- **Письменное задание A**
Ответьте по отрывку о преподавании французского языка:
(i) Сколько часов уроков в неделю приходилось давать учителям, чтобы заработать на жизнь?
(ii) В каком году был основан Екатерининский институт в Петербурге?
(iii) В каком году учитель написал слова о патриотах и возвращении к национальному языку?
-------- Фрагмент текста --------
В конце XIX века в гимназиях и реальных училищах французский изучали главным образом через перевод и зубрежку грамматики. Учебники, которые использовали в этих школах, были «полностью лишены всякого интереса», как писал один из учителей французского этого времени: грамматика и лексика в них были подобраны «совершенно произвольно» и не имели связи с целями обучения[340]. Количество учеников в языковых классах было очень большим (нередко по 50 человек в классе). Хуже того, учителя, чтобы заработать на жизнь, должны были давать по 30–40 часов уроков в неделю, и преподавание страдало от этого[341]. Французский изучали 2–3 часа в неделю наряду с немецким, а в классических гимназиях еще и с латынью и греческим, а иногда и с английским, что не позволяло быстро овладеть языком[342]. Очевидно, что изучение французского в этих школах было совсем не похоже на практики обучения в высшем обществе и в привилегированных учебных заведениях (Царскосельский лицей, Пажеский корпус, Школа правоведения…)[343], но и цели его были другими: в первом случае акцент делался больше на чтении и понимании иностранного текста, а во втором ученики еще до поступления в школу имели настолько хороший уровень знания французского, что, согласно мнению эксперта Министерства народного просвещения, этот язык им нужно было преподавать так, как если бы это был родной язык учеников, делая упор на владение письменной речью на высоком уровне, чем не занимались в непривилегированных школах[344].

По мере увеличения числа изучающих французский язык и расширения социальных границ этой группы обучение языку стало более теоретическим, с акцентом на грамматике, причем даже в Кадетских корпусах и Институте благородных девиц. Одним из последствий этих изменений было ухудшение практического владения языком. Учитель в Екатерининском институте в Петербурге (основанном в 1798 году) сравнивал поколение учениц, которые учились в институтах для девушек из благородных семей в 1860–1870-е годы, с теми, кто учился там в конце XIX века. Он находил, что первые говорили по-французски бегло, с «превосходным произношением и в целом удивительно правильно»; вторые «бормочут короткие фразы, а если хотят начать связный разговор, их речь бывает усеяна солецизмами и варваризмами, которые тут же показывают, что их знания французского несовершенны». Однако вторые, изучая французский «как мертвый язык», имели гораздо больше теоретических знаний о языке, чем первые[345]. Тот же наблюдатель выделял несколько причин «упадка французского языка» в России. Раньше «во всех салонах можно было услышать только французскую речь», а во второй половине XIX века это стало исключением. Появился своего рода языковой патриотизм, также сыгравший свою роль:

Патриоты скажут, – писал он в 1895 году, – что возвращение к национальному языку вполне справедливо: он более гармоничен, более богат, чем французский, и не заслуживал того пренебрежения, с которым с ним обращались долгое время. Влияние этих идей произвело следствие, своего рода реакцию, или скорее от одной крайности перешли к другой и остаются там[346].
-------- Материал для упражнения --------
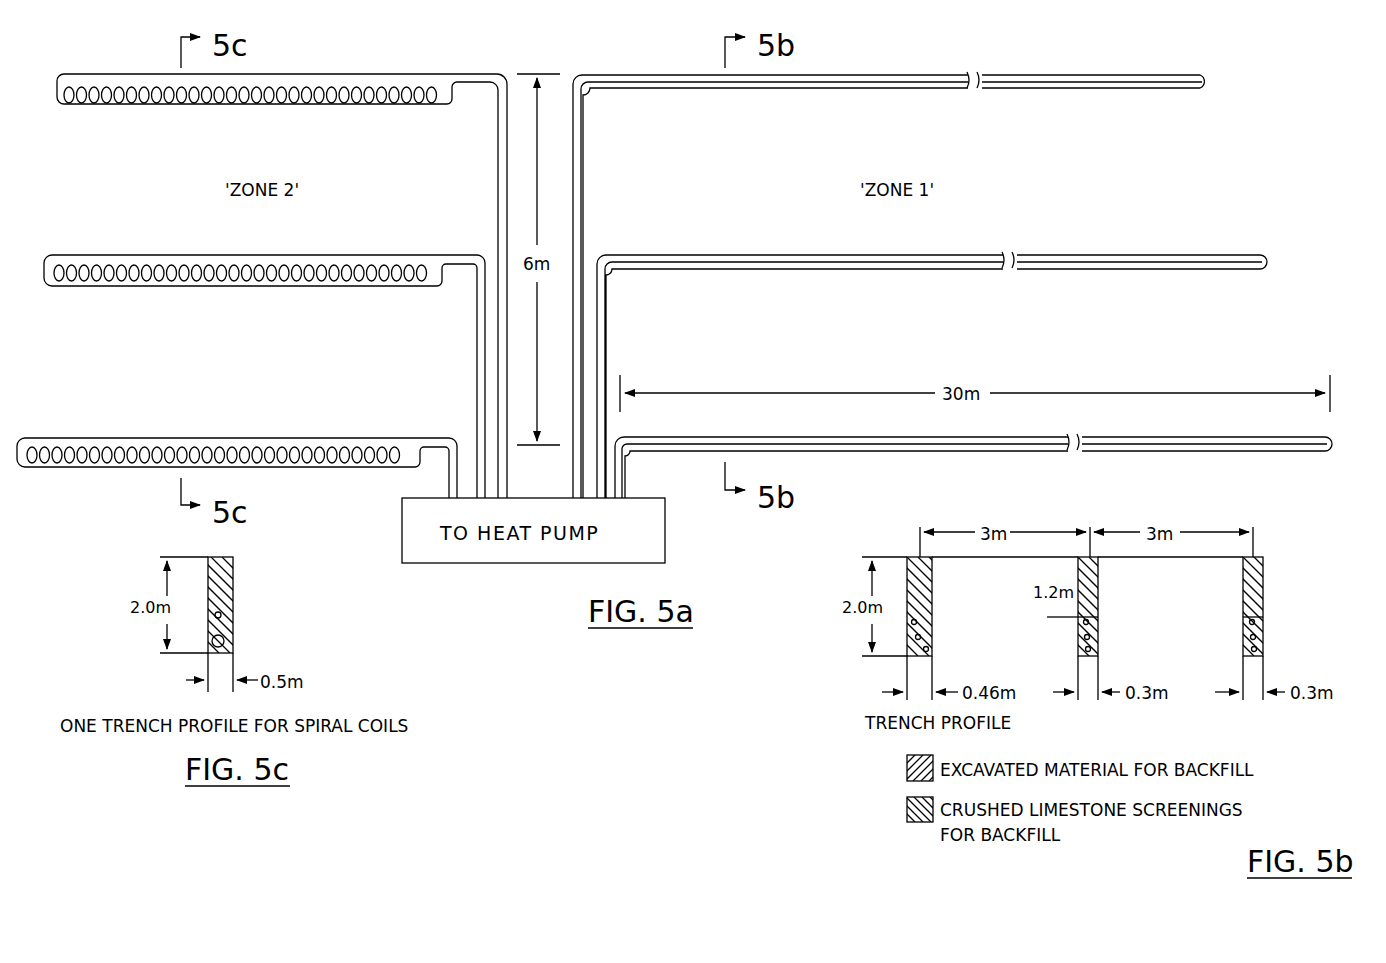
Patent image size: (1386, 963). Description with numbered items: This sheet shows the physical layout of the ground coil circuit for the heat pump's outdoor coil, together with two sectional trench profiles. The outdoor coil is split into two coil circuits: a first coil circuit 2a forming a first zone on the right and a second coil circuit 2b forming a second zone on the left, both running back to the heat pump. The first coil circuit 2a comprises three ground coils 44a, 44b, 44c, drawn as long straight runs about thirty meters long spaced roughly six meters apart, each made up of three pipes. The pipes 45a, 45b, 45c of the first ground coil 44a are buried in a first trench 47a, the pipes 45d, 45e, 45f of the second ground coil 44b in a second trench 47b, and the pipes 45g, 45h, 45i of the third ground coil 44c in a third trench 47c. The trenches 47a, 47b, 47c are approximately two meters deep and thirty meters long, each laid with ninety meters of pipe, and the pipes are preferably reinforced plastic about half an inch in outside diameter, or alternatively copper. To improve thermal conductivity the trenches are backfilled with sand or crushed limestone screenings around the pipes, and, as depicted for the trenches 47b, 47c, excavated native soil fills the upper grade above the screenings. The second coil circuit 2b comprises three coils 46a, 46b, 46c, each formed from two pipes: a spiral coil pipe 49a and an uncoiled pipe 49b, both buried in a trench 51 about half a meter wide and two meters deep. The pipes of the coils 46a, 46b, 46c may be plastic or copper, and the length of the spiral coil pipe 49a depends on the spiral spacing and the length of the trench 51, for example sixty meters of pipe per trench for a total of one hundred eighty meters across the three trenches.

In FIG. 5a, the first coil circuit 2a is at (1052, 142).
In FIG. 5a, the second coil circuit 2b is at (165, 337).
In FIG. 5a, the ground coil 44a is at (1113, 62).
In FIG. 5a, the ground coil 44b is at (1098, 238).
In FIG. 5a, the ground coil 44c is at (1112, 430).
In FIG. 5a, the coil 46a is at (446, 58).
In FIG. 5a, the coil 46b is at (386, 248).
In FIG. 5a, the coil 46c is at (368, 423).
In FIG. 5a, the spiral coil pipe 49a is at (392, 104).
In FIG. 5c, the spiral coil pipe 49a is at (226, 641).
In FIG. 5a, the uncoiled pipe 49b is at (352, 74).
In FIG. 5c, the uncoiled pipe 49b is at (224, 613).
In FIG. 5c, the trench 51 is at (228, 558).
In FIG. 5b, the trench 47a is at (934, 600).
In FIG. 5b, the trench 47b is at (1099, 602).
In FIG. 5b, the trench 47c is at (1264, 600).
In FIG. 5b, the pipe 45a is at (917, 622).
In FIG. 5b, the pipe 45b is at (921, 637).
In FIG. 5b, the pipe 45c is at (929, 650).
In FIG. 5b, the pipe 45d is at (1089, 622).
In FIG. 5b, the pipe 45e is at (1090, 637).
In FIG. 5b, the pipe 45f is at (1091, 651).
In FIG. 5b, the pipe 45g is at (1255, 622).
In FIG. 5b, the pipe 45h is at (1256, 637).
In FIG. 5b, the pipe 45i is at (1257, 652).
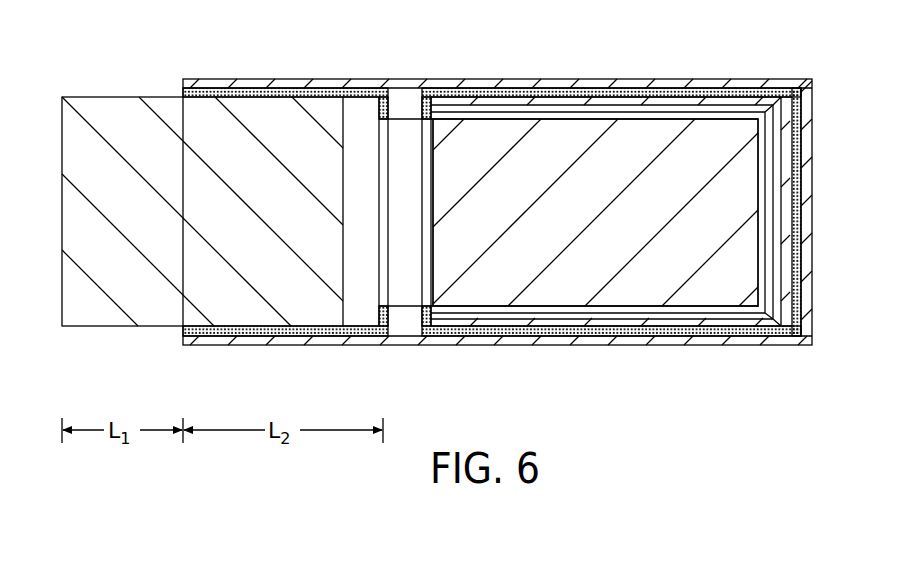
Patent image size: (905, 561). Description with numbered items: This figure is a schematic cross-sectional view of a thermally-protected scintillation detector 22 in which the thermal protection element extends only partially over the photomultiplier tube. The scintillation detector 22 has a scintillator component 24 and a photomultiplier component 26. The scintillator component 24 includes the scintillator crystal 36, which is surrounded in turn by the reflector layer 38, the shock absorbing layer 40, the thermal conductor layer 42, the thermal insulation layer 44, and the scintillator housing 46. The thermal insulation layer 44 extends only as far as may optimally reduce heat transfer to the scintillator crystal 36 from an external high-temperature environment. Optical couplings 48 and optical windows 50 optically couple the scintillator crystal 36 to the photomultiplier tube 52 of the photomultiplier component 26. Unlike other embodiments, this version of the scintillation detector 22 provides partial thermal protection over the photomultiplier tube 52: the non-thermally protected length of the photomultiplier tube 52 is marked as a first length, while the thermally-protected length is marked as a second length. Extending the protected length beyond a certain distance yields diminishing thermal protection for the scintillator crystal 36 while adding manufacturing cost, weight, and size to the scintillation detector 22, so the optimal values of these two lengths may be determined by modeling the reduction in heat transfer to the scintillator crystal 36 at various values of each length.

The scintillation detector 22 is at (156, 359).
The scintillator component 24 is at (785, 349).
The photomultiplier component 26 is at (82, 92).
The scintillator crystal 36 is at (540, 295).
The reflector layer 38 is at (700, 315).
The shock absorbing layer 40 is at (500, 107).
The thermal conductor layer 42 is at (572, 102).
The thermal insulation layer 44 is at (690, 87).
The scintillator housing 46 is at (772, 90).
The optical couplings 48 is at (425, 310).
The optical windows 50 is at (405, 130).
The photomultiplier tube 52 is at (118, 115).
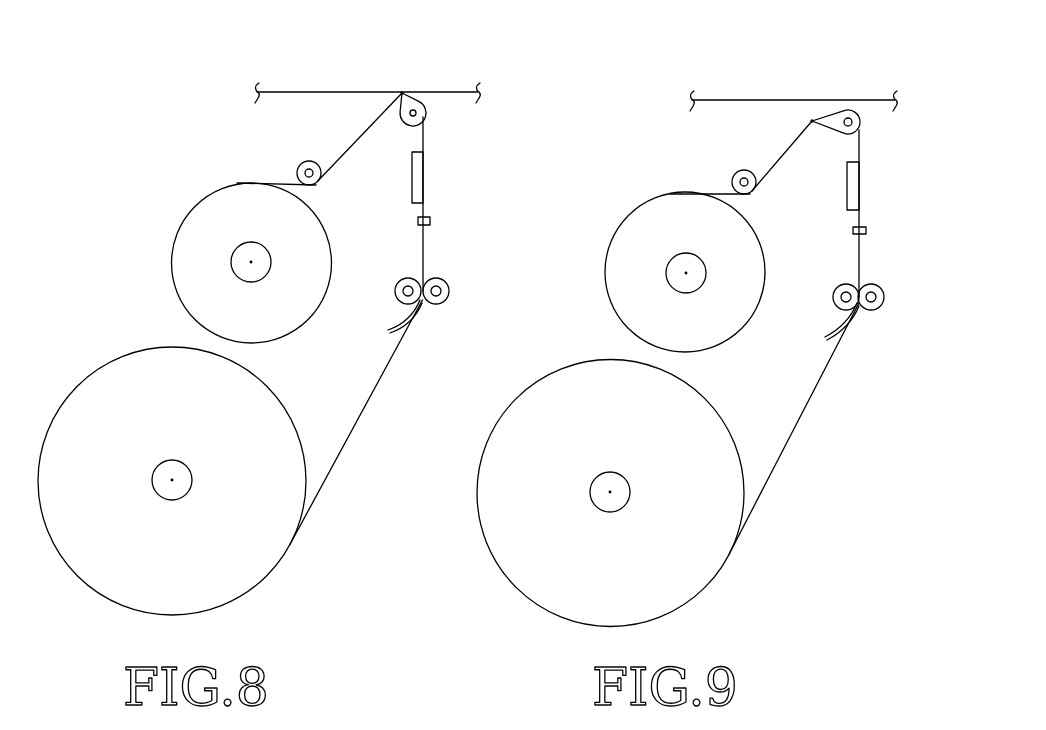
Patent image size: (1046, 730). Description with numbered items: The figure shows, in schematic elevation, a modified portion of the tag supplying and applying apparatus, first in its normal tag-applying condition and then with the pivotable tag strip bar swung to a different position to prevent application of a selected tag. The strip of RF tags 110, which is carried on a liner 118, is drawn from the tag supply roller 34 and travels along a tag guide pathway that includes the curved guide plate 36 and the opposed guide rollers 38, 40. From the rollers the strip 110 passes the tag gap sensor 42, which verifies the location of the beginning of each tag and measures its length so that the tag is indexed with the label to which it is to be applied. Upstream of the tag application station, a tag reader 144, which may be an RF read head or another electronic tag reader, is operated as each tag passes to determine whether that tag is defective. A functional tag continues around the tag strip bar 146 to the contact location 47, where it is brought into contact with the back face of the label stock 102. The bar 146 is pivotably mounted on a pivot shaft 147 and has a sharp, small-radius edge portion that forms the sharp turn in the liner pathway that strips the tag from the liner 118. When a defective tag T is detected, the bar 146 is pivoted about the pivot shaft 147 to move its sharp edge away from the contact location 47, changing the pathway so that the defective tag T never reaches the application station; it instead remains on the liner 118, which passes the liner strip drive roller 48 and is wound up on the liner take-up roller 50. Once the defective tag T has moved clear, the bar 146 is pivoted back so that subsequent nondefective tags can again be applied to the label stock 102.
--------
- **Письменное задание B**
В записях, во всём от начала и вниз до строки с «In FIG. 5a, the ground coil 44a» включительно, переименуйте «sheet» в «drawing», остальное оставьте как есть. Выведите только эти строки, без изображений.

- **Итоговый результат A**
(i) 30–40 часов.
(ii) В 1798 году.
(iii) В 1895 году.

- **Итоговый результат B**
Patent image size: (1386, 963). Description with numbered items: This drawing shows the physical layout of the ground coil circuit for the heat pump's outdoor coil, together with two sectional trench profiles. The outdoor coil is split into two coil circuits: a first coil circuit 2a forming a first zone on the right and a second coil circuit 2b forming a second zone on the left, both running back to the heat pump. The first coil circuit 2a comprises three ground coils 44a, 44b, 44c, drawn as long straight runs about thirty meters long spaced roughly six meters apart, each made up of three pipes. The pipes 45a, 45b, 45c of the first ground coil 44a are buried in a first trench 47a, the pipes 45d, 45e, 45f of the second ground coil 44b in a second trench 47b, and the pipes 45g, 45h, 45i of the third ground coil 44c in a third trench 47c. The trenches 47a, 47b, 47c are approximately two meters deep and thirty meters long, each laid with ninety meters of pipe, and the pipes are preferably reinforced plastic about half an inch in outside diameter, or alternatively copper. To improve thermal conductivity the trenches are backfilled with sand or crushed limestone screenings around the pipes, and, as depicted for the trenches 47b, 47c, excavated native soil fills the upper grade above the screenings. The second coil circuit 2b comprises three coils 46a, 46b, 46c, each formed from two pipes: a spiral coil pipe 49a and an uncoiled pipe 49b, both buried in a trench 51 about half a meter wide and two meters deep. The pipes of the coils 46a, 46b, 46c may be plastic or copper, and the length of the spiral coil pipe 49a depends on the spiral spacing and the length of the trench 51, for example sixty meters of pipe per trench for a total of one hundred eighty meters across the three trenches.

In FIG. 5a, the first coil circuit 2a is at (1052, 142).
In FIG. 5a, the second coil circuit 2b is at (165, 337).
In FIG. 5a, the ground coil 44a is at (1113, 62).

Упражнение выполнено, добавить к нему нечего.